_OBJECTIVE_
Scan the records for the word "葫芦岛市". Copy each line that includes it.

Entries taken from a collection

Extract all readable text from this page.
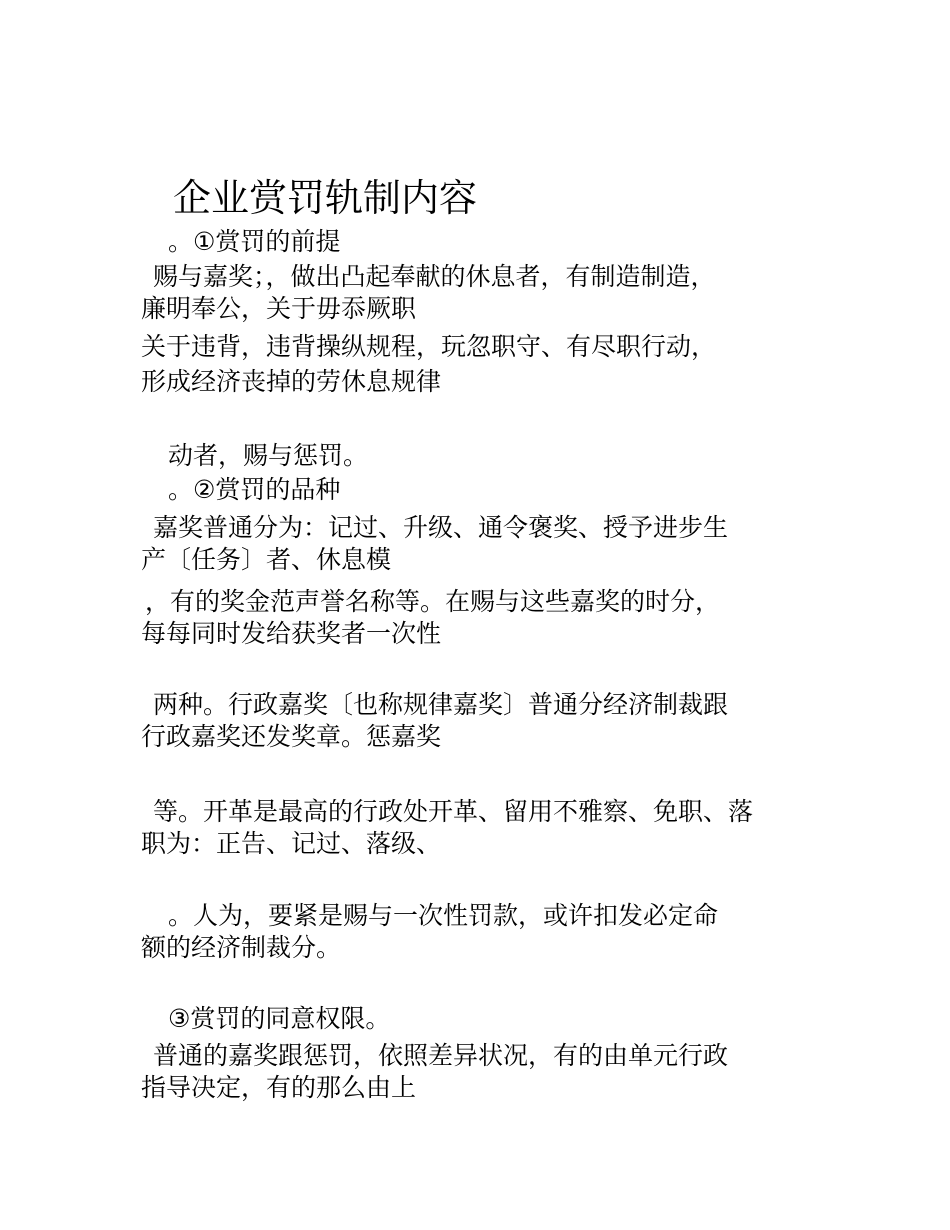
企业赏罚轨制内容
。①赏罚的前提
赐与嘉奖；，做出凸起奉献的休息者，有制造制造，
廉明奉公，关于毋忝厥职
关于违背，违背操纵规程，玩忽职守、有尽职行动，
形成经济丧掉的劳休息规律
动者，赐与惩罚。
。②赏罚的品种
嘉奖普通分为：记过、升级、通令褒奖、授予进步生
产〔任务〕者、休息模
，有的奖金范声誉名称等。在赐与这些嘉奖的时分，
每每同时发给获奖者一次性
两种。行政嘉奖〔也称规律嘉奖〕普通分经济制裁跟
行政嘉奖还发奖章。惩嘉奖
等。开革是最高的行政处开革、留用不雅察、免职、落
职为：正告、记过、落级、
。人为，要紧是赐与一次性罚款，或许扣发必定命
额的经济制裁分。
③赏罚的同意权限。
普通的嘉奖跟惩罚，依照差异状况，有的由单元行政
指导决定，有的那么由上
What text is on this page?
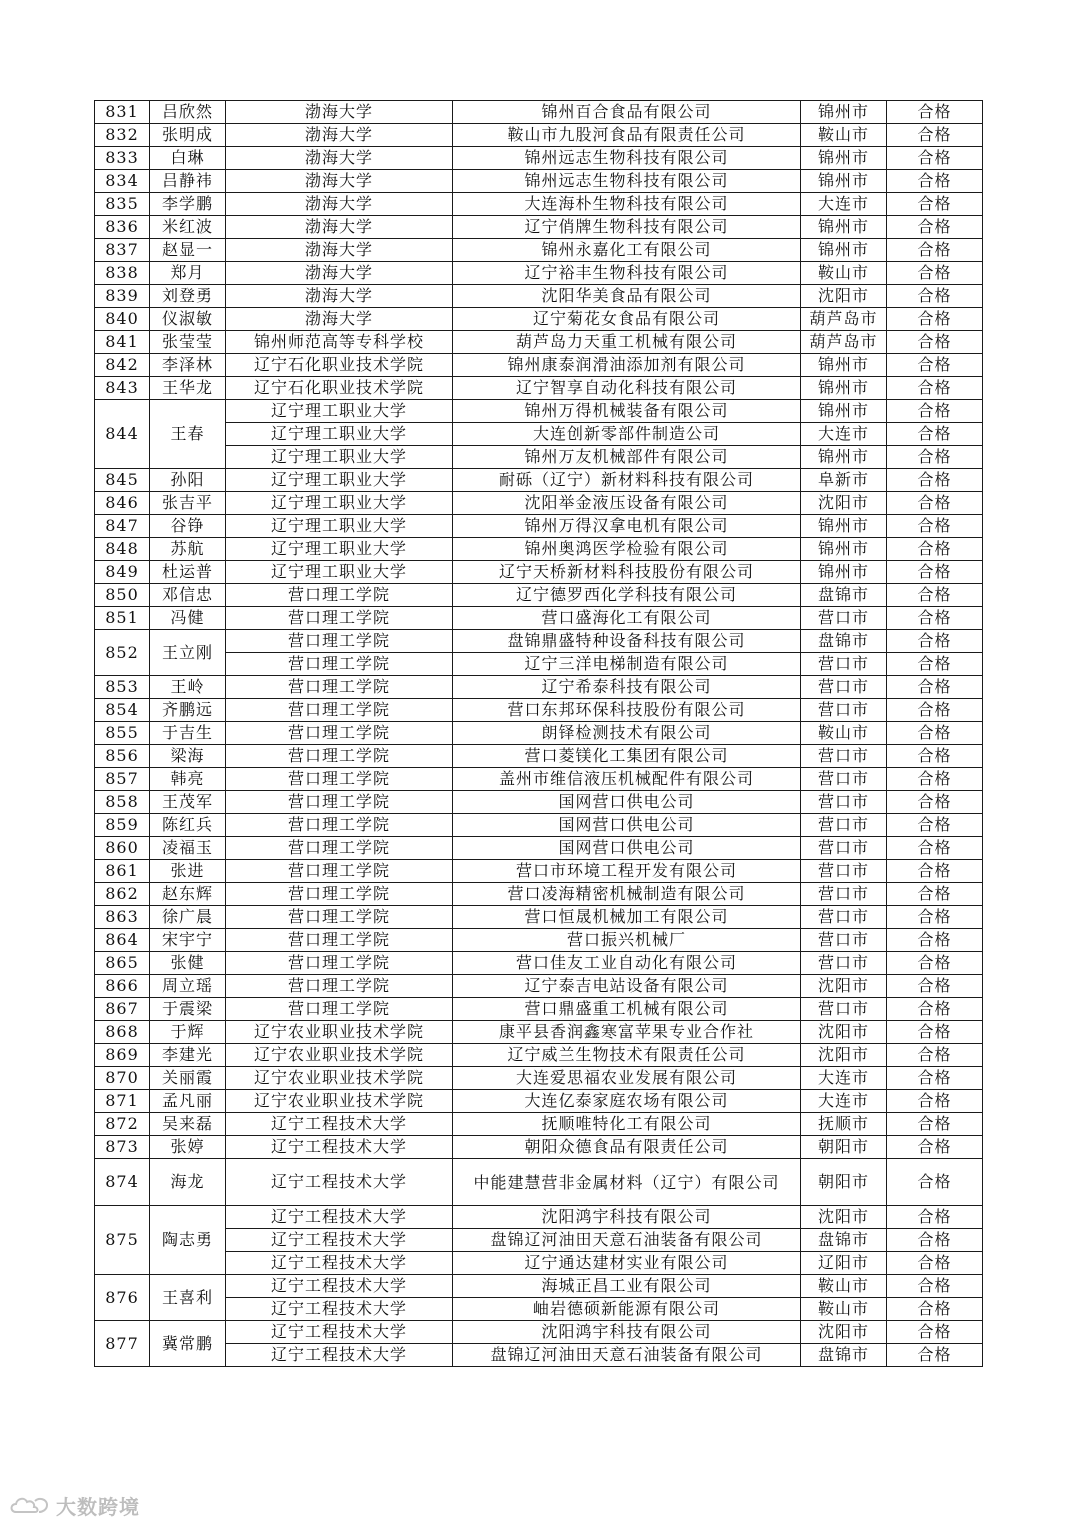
831	吕欣然	渤海大学	锦州百合食品有限公司	锦州市	合格
832	张明成	渤海大学	鞍山市九股河食品有限责任公司	鞍山市	合格
833	白琳	渤海大学	锦州远志生物科技有限公司	锦州市	合格
834	吕静祎	渤海大学	锦州远志生物科技有限公司	锦州市	合格
835	李学鹏	渤海大学	大连海朴生物科技有限公司	大连市	合格
836	米红波	渤海大学	辽宁俏牌生物科技有限公司	锦州市	合格
837	赵显一	渤海大学	锦州永嘉化工有限公司	锦州市	合格
838	郑月	渤海大学	辽宁裕丰生物科技有限公司	鞍山市	合格
839	刘登勇	渤海大学	沈阳华美食品有限公司	沈阳市	合格
840	仪淑敏	渤海大学	辽宁菊花女食品有限公司	葫芦岛市	合格
841	张莹莹	锦州师范高等专科学校	葫芦岛力天重工机械有限公司	葫芦岛市	合格
842	李泽林	辽宁石化职业技术学院	锦州康泰润滑油添加剂有限公司	锦州市	合格
843	王华龙	辽宁石化职业技术学院	辽宁智享自动化科技有限公司	锦州市	合格
844	王春	辽宁理工职业大学	锦州万得机械装备有限公司	锦州市	合格
		辽宁理工职业大学	大连创新零部件制造公司	大连市	合格
		辽宁理工职业大学	锦州万友机械部件有限公司	锦州市	合格
845	孙阳	辽宁理工职业大学	耐砾（辽宁）新材料科技有限公司	阜新市	合格
846	张吉平	辽宁理工职业大学	沈阳举金液压设备有限公司	沈阳市	合格
847	谷铮	辽宁理工职业大学	锦州万得汉拿电机有限公司	锦州市	合格
848	苏航	辽宁理工职业大学	锦州奥鸿医学检验有限公司	锦州市	合格
849	杜运普	辽宁理工职业大学	辽宁天桥新材料科技股份有限公司	锦州市	合格
850	邓信忠	营口理工学院	辽宁德罗西化学科技有限公司	盘锦市	合格
851	冯健	营口理工学院	营口盛海化工有限公司	营口市	合格
852	王立刚	营口理工学院	盘锦鼎盛特种设备科技有限公司	盘锦市	合格
		营口理工学院	辽宁三洋电梯制造有限公司	营口市	合格
853	王岭	营口理工学院	辽宁希泰科技有限公司	营口市	合格
854	齐鹏远	营口理工学院	营口东邦环保科技股份有限公司	营口市	合格
855	于吉生	营口理工学院	朗铎检测技术有限公司	鞍山市	合格
856	梁海	营口理工学院	营口菱镁化工集团有限公司	营口市	合格
857	韩亮	营口理工学院	盖州市维信液压机械配件有限公司	营口市	合格
858	王茂军	营口理工学院	国网营口供电公司	营口市	合格
859	陈红兵	营口理工学院	国网营口供电公司	营口市	合格
860	凌福玉	营口理工学院	国网营口供电公司	营口市	合格
861	张进	营口理工学院	营口市环境工程开发有限公司	营口市	合格
862	赵东辉	营口理工学院	营口凌海精密机械制造有限公司	营口市	合格
863	徐广晨	营口理工学院	营口恒晟机械加工有限公司	营口市	合格
864	宋宇宁	营口理工学院	营口振兴机械厂	营口市	合格
865	张健	营口理工学院	营口佳友工业自动化有限公司	营口市	合格
866	周立瑶	营口理工学院	辽宁泰吉电站设备有限公司	沈阳市	合格
867	于震梁	营口理工学院	营口鼎盛重工机械有限公司	营口市	合格
868	于辉	辽宁农业职业技术学院	康平县香润鑫寒富苹果专业合作社	沈阳市	合格
869	李建光	辽宁农业职业技术学院	辽宁威兰生物技术有限责任公司	沈阳市	合格
870	关丽霞	辽宁农业职业技术学院	大连爱思福农业发展有限公司	大连市	合格
871	孟凡丽	辽宁农业职业技术学院	大连亿泰家庭农场有限公司	大连市	合格
872	吴来磊	辽宁工程技术大学	抚顺唯特化工有限公司	抚顺市	合格
873	张婷	辽宁工程技术大学	朝阳众德食品有限责任公司	朝阳市	合格
874	海龙	辽宁工程技术大学	中能建慧营非金属材料（辽宁）有限公司	朝阳市	合格
875	陶志勇	辽宁工程技术大学	沈阳鸿宇科技有限公司	沈阳市	合格
		辽宁工程技术大学	盘锦辽河油田天意石油装备有限公司	盘锦市	合格
		辽宁工程技术大学	辽宁通达建材实业有限公司	辽阳市	合格
876	王喜利	辽宁工程技术大学	海城正昌工业有限公司	鞍山市	合格
		辽宁工程技术大学	岫岩德硕新能源有限公司	鞍山市	合格
877	冀常鹏	辽宁工程技术大学	沈阳鸿宇科技有限公司	沈阳市	合格
		辽宁工程技术大学	盘锦辽河油田天意石油装备有限公司	盘锦市	合格
大数跨境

_EXERCISE OUTPUT_
840	仪淑敏	渤海大学	辽宁菊花女食品有限公司	葫芦岛市	合格
841	张莹莹	锦州师范高等专科学校	葫芦岛力天重工机械有限公司	葫芦岛市	合格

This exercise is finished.